Dataset records
#####

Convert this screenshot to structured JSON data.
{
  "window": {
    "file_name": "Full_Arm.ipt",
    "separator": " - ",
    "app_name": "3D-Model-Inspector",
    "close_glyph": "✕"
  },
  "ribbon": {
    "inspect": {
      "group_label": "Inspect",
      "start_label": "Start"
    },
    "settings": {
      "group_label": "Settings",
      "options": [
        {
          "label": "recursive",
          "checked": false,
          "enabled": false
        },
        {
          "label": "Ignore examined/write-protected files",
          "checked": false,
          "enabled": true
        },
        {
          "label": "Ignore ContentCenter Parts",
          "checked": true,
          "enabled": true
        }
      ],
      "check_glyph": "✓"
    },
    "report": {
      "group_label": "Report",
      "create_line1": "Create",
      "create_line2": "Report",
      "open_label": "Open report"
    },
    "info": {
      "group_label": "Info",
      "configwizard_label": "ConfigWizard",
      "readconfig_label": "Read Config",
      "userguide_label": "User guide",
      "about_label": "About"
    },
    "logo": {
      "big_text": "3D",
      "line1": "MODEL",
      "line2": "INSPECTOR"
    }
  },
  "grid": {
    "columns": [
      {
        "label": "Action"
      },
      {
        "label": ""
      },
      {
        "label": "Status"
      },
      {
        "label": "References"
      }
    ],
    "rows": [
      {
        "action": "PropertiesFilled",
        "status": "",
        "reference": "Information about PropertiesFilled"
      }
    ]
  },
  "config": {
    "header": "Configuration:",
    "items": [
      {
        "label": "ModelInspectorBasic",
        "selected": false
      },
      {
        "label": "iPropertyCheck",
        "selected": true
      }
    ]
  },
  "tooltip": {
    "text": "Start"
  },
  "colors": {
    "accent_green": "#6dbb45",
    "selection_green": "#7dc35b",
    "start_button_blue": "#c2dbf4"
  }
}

#####

Each record above should be restated word for word.

* **SOLUTION TO THIS TASK**:
Convert this screenshot to structured JSON data.
{
  "window": {
    "file_name": "Full_Arm.ipt",
    "separator": " - ",
    "app_name": "3D-Model-Inspector",
    "close_glyph": "✕"
  },
  "ribbon": {
    "inspect": {
      "group_label": "Inspect",
      "start_label": "Start"
    },
    "settings": {
      "group_label": "Settings",
      "options": [
        {
          "label": "recursive",
          "checked": false,
          "enabled": false
        },
        {
          "label": "Ignore examined/write-protected files",
          "checked": false,
          "enabled": true
        },
        {
          "label": "Ignore ContentCenter Parts",
          "checked": true,
          "enabled": true
        }
      ],
      "check_glyph": "✓"
    },
    "report": {
      "group_label": "Report",
      "create_line1": "Create",
      "create_line2": "Report",
      "open_label": "Open report"
    },
    "info": {
      "group_label": "Info",
      "configwizard_label": "ConfigWizard",
      "readconfig_label": "Read Config",
      "userguide_label": "User guide",
      "about_label": "About"
    },
    "logo": {
      "big_text": "3D",
      "line1": "MODEL",
      "line2": "INSPECTOR"
    }
  },
  "grid": {
    "columns": [
      {
        "label": "Action"
      },
      {
        "label": ""
      },
      {
        "label": "Status"
      },
      {
        "label": "References"
      }
    ],
    "rows": [
      {
        "action": "PropertiesFilled",
        "status": "",
        "reference": "Information about PropertiesFilled"
      }
    ]
  },
  "config": {
    "header": "Configuration:",
    "items": [
      {
        "label": "ModelInspectorBasic",
        "selected": false
      },
      {
        "label": "iPropertyCheck",
        "selected": true
      }
    ]
  },
  "tooltip": {
    "text": "Start"
  },
  "colors": {
    "accent_green": "#6dbb45",
    "selection_green": "#7dc35b",
    "start_button_blue": "#c2dbf4"
  }
}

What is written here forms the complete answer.